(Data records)
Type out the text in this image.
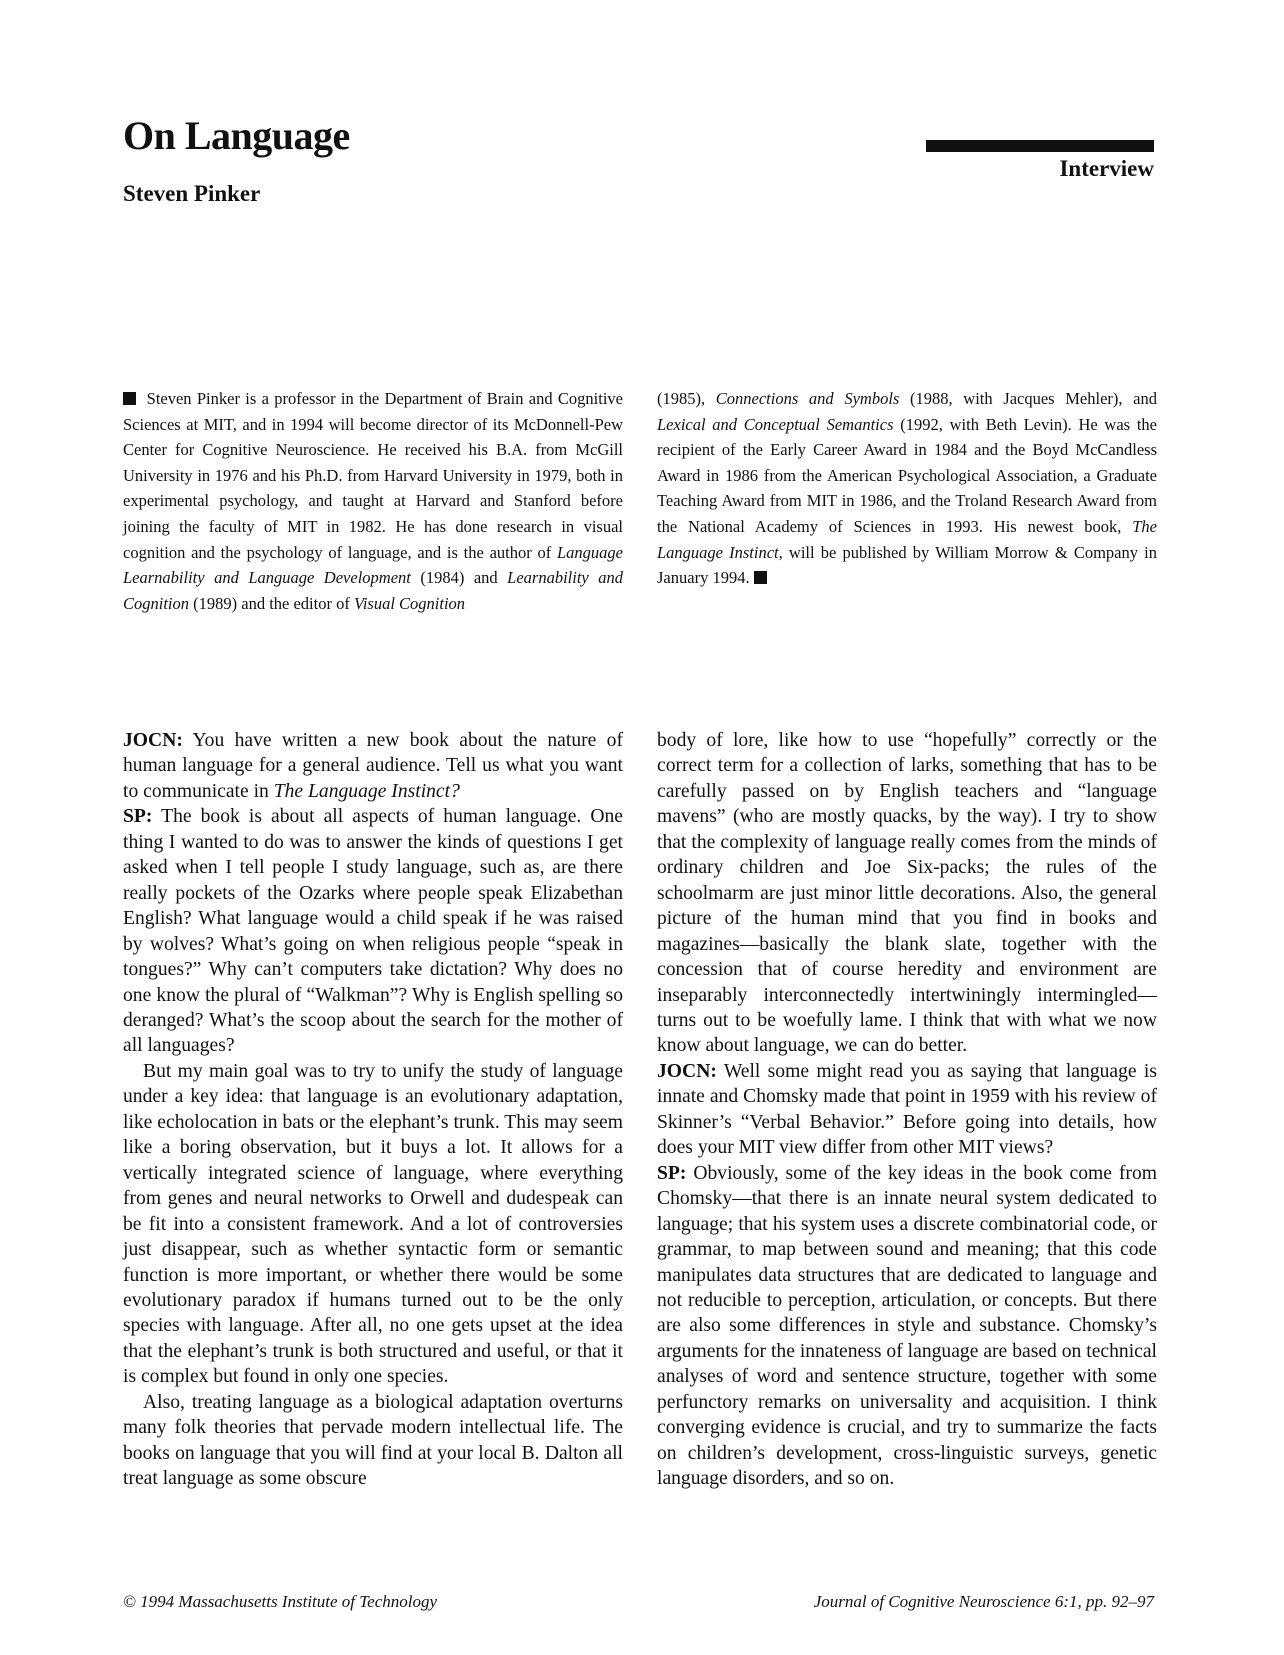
On Language
Steven Pinker
Interview
Steven Pinker is a professor in the Department of Brain and Cognitive Sciences at MIT, and in 1994 will become director of its McDonnell-Pew Center for Cognitive Neuroscience. He received his B.A. from McGill University in 1976 and his Ph.D. from Harvard University in 1979, both in experimental psychology, and taught at Harvard and Stanford before joining the faculty of MIT in 1982. He has done research in visual cognition and the psychology of language, and is the author of Language Learnability and Language Development (1984) and Learnability and Cognition (1989) and the editor of Visual Cognition
(1985), Connections and Symbols (1988, with Jacques Mehler), and Lexical and Conceptual Semantics (1992, with Beth Levin). He was the recipient of the Early Career Award in 1984 and the Boyd McCandless Award in 1986 from the American Psychological Association, a Graduate Teaching Award from MIT in 1986, and the Troland Research Award from the National Academy of Sciences in 1993. His newest book, The Language Instinct, will be published by William Morrow & Company in January 1994.

JOCN: You have written a new book about the nature of human language for a general audience. Tell us what you want to communicate in The Language Instinct?

SP: The book is about all aspects of human language. One thing I wanted to do was to answer the kinds of questions I get asked when I tell people I study language, such as, are there really pockets of the Ozarks where people speak Elizabethan English? What language would a child speak if he was raised by wolves? What’s going on when religious people “speak in tongues?” Why can’t computers take dictation? Why does no one know the plural of “Walkman”? Why is English spelling so deranged? What’s the scoop about the search for the mother of all languages?

But my main goal was to try to unify the study of language under a key idea: that language is an evolutionary adaptation, like echolocation in bats or the elephant’s trunk. This may seem like a boring observation, but it buys a lot. It allows for a vertically integrated science of language, where everything from genes and neural networks to Orwell and dudespeak can be fit into a consistent framework. And a lot of controversies just disappear, such as whether syntactic form or semantic function is more important, or whether there would be some evolutionary paradox if humans turned out to be the only species with language. After all, no one gets upset at the idea that the elephant’s trunk is both structured and useful, or that it is complex but found in only one species.

Also, treating language as a biological adaptation overturns many folk theories that pervade modern intellectual life. The books on language that you will find at your local B. Dalton all treat language as some obscure

body of lore, like how to use “hopefully” correctly or the correct term for a collection of larks, something that has to be carefully passed on by English teachers and “language mavens” (who are mostly quacks, by the way). I try to show that the complexity of language really comes from the minds of ordinary children and Joe Six-packs; the rules of the schoolmarm are just minor little decorations. Also, the general picture of the human mind that you find in books and magazines—basically the blank slate, together with the concession that of course heredity and environment are inseparably interconnectedly intertwiningly intermingled—turns out to be woefully lame. I think that with what we now know about language, we can do better.

JOCN: Well some might read you as saying that language is innate and Chomsky made that point in 1959 with his review of Skinner’s “Verbal Behavior.” Before going into details, how does your MIT view differ from other MIT views?

SP: Obviously, some of the key ideas in the book come from Chomsky—that there is an innate neural system dedicated to language; that his system uses a discrete combinatorial code, or grammar, to map between sound and meaning; that this code manipulates data structures that are dedicated to language and not reducible to perception, articulation, or concepts. But there are also some differences in style and substance. Chomsky’s arguments for the innateness of language are based on technical analyses of word and sentence structure, together with some perfunctory remarks on universality and acquisition. I think converging evidence is crucial, and try to summarize the facts on children’s development, cross-linguistic surveys, genetic language disorders, and so on.

© 1994 Massachusetts Institute of Technology	Journal of Cognitive Neuroscience 6:1, pp. 92–97
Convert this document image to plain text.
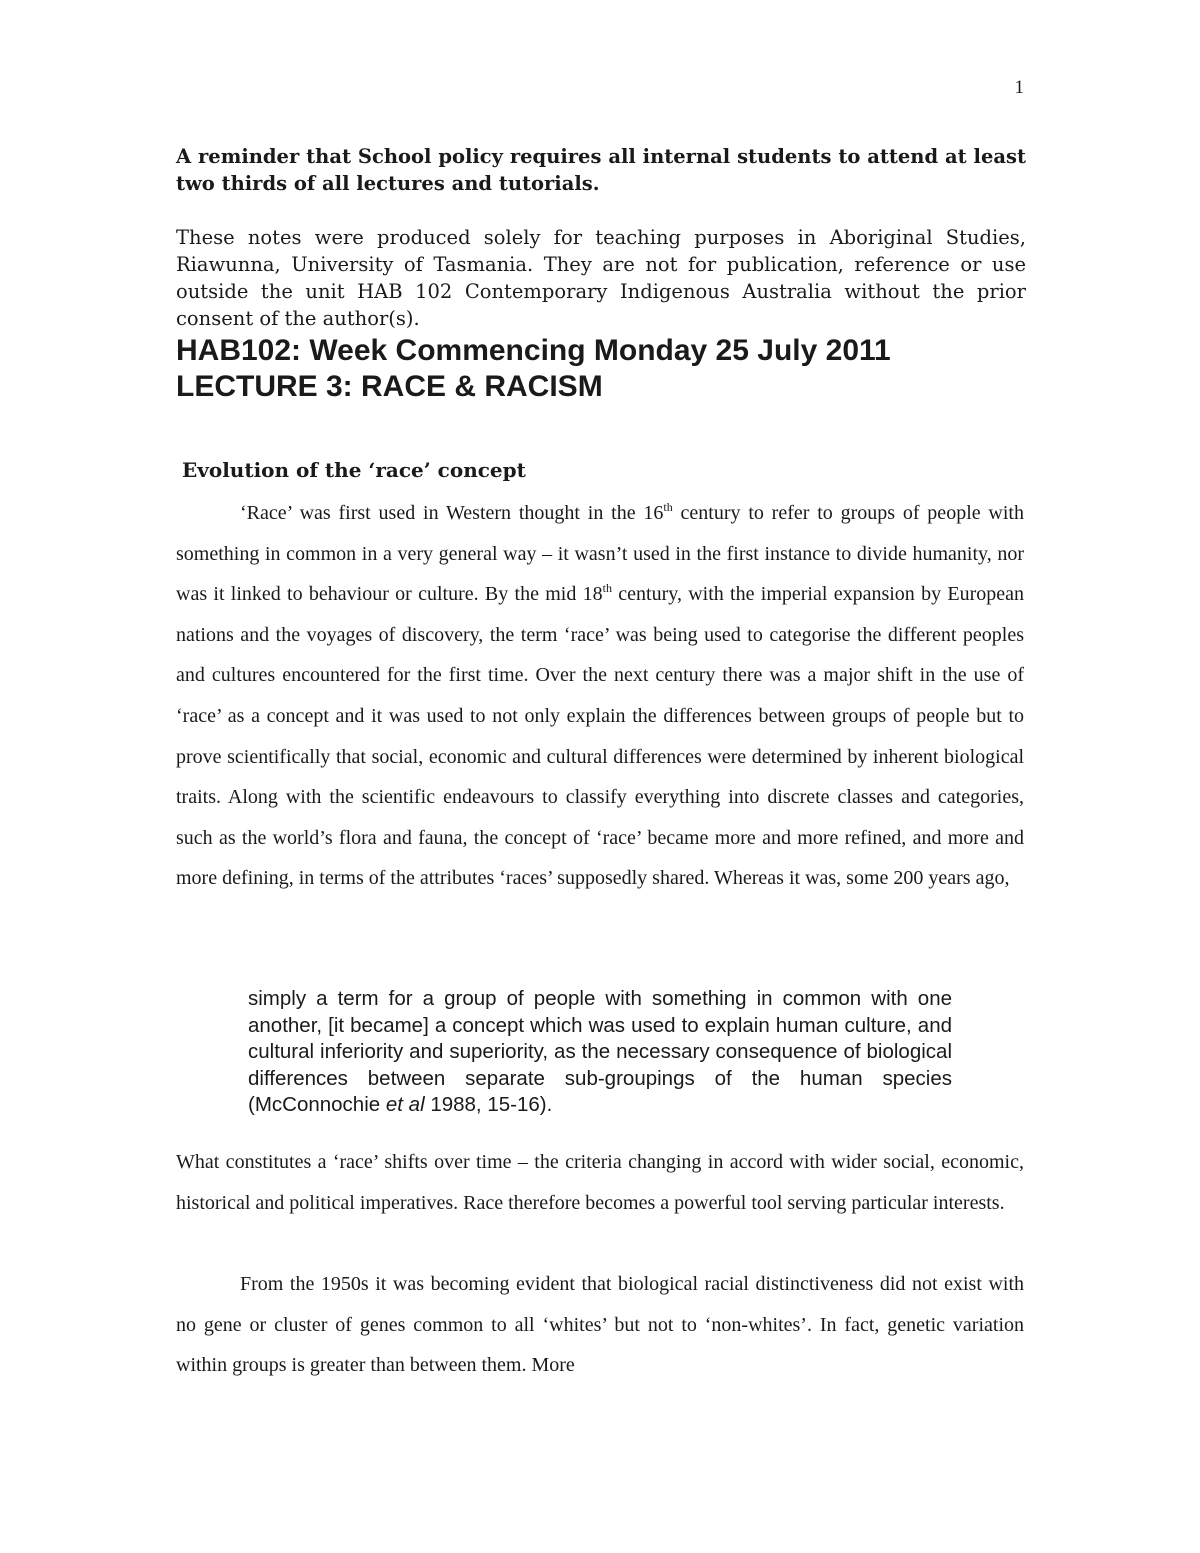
1
A reminder that School policy requires all internal students to attend at least two thirds of all lectures and tutorials.
These notes were produced solely for teaching purposes in Aboriginal Studies, Riawunna, University of Tasmania. They are not for publication, reference or use outside the unit HAB 102 Contemporary Indigenous Australia without the prior consent of the author(s).
HAB102: Week Commencing Monday 25 July 2011
LECTURE 3: RACE & RACISM
Evolution of the ‘race’ concept

‘Race’ was first used in Western thought in the 16th century to refer to groups of people with something in common in a very general way – it wasn’t used in the first instance to divide humanity, nor was it linked to behaviour or culture. By the mid 18th century, with the imperial expansion by European nations and the voyages of discovery, the term ‘race’ was being used to categorise the different peoples and cultures encountered for the first time. Over the next century there was a major shift in the use of ‘race’ as a concept and it was used to not only explain the differences between groups of people but to prove scientifically that social, economic and cultural differences were determined by inherent biological traits. Along with the scientific endeavours to classify everything into discrete classes and categories, such as the world’s flora and fauna, the concept of ‘race’ became more and more refined, and more and more defining, in terms of the attributes ‘races’ supposedly shared. Whereas it was, some 200 years ago,

simply a term for a group of people with something in common with one another, [it became] a concept which was used to explain human culture, and cultural inferiority and superiority, as the necessary consequence of biological differences between separate sub-groupings of the human species (McConnochie et al 1988, 15-16).

What constitutes a ‘race’ shifts over time – the criteria changing in accord with wider social, economic, historical and political imperatives. Race therefore becomes a powerful tool serving particular interests.

From the 1950s it was becoming evident that biological racial distinctiveness did not exist with no gene or cluster of genes common to all ‘whites’ but not to ‘non-whites’. In fact, genetic variation within groups is greater than between them. More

▸ **YOUR TASK**
Of the records above, copy each line that includes "became".

▸ **ANSWER BELOW**
‘Race’ was first used in Western thought in the 16th century to refer to groups of people with something in common in a very general way – it wasn’t used in the first instance to divide humanity, nor was it linked to behaviour or culture. By the mid 18th century, with the imperial expansion by European nations and the voyages of discovery, the term ‘race’ was being used to categorise the different peoples and cultures encountered for the first time. Over the next century there was a major shift in the use of ‘race’ as a concept and it was used to not only explain the differences between groups of people but to prove scientifically that social, economic and cultural differences were determined by inherent biological traits. Along with the scientific endeavours to classify everything into discrete classes and categories, such as the world’s flora and fauna, the concept of ‘race’ became more and more refined, and more and more defining, in terms of the attributes ‘races’ supposedly shared. Whereas it was, some 200 years ago,
simply a term for a group of people with something in common with one another, [it became] a concept which was used to explain human culture, and cultural inferiority and superiority, as the necessary consequence of biological differences between separate sub-groupings of the human species (McConnochie et al 1988, 15-16).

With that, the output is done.